> _YOUR TASK_
Search the listing below for the string "like" and show each line that contains it.

> _MATERIAL FOR THE TASK_
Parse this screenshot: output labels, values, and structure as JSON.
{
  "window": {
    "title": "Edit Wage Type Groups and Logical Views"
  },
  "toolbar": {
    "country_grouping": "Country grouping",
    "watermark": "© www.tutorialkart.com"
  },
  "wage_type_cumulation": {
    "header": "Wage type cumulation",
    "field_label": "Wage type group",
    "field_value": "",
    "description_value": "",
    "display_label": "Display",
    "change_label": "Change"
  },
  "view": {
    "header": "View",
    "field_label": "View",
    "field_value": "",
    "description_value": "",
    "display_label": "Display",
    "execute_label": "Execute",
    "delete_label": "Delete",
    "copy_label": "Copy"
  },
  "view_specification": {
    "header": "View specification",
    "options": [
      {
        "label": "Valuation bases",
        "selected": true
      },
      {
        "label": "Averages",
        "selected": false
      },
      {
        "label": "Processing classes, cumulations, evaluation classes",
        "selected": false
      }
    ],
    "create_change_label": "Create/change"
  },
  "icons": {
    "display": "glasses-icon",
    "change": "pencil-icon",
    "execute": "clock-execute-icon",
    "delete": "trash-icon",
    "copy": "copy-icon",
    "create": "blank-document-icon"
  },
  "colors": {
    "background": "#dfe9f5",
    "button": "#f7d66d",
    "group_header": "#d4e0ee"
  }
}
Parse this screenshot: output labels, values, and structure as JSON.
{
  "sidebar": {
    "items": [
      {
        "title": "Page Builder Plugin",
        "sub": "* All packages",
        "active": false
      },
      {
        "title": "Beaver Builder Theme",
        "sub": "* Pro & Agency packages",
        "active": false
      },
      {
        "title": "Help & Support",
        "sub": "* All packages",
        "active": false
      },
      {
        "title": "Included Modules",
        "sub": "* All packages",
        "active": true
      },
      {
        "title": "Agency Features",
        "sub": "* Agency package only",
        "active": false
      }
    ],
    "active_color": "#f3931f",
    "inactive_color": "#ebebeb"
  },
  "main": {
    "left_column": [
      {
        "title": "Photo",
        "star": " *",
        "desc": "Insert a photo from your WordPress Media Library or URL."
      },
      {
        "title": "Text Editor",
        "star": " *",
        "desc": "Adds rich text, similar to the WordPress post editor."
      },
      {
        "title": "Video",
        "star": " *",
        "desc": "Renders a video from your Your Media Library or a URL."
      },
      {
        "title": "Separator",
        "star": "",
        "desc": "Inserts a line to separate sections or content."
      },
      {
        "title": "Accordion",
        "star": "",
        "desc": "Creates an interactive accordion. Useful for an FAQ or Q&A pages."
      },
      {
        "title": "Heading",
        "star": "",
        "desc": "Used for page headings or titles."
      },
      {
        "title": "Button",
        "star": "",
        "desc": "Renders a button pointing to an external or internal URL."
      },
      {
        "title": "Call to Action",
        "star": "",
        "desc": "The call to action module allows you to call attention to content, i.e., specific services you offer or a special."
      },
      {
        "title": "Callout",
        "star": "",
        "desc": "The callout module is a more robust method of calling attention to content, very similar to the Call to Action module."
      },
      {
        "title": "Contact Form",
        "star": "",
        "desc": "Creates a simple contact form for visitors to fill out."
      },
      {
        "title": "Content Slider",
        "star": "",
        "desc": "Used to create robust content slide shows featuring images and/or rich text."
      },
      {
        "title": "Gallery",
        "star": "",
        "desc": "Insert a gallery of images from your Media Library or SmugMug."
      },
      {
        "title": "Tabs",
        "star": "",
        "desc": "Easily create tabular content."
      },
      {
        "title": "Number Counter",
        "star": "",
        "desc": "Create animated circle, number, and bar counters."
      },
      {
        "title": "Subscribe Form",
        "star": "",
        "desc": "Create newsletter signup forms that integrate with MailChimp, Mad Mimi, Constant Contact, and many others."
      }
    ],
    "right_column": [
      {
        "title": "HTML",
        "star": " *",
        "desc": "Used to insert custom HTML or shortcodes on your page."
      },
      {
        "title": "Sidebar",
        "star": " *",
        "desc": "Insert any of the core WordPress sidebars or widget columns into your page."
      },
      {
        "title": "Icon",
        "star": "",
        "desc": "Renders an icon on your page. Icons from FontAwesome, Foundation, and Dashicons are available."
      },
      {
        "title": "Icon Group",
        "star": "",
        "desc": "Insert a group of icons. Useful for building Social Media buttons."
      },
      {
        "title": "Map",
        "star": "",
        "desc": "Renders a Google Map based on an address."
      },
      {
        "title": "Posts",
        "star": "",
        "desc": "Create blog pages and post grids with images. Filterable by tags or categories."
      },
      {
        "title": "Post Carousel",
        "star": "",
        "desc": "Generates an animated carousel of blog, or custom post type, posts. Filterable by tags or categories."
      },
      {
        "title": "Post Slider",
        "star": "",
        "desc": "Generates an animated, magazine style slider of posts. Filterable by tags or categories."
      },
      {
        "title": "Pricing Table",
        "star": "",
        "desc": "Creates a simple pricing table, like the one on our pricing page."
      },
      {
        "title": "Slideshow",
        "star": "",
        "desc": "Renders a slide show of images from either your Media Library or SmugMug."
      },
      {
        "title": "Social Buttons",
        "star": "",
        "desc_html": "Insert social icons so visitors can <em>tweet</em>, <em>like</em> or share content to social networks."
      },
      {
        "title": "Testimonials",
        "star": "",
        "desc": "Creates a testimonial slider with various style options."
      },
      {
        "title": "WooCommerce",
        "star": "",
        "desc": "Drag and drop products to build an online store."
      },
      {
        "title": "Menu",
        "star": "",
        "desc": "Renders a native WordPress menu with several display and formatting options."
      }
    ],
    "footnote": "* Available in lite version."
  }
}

> _RESPONSE TO THE EXERCISE_
        "desc": "Creates a simple pricing table, like the one on our pricing page."
        "desc_html": "Insert social icons so visitors can <em>tweet</em>, <em>like</em> or share content to social networks."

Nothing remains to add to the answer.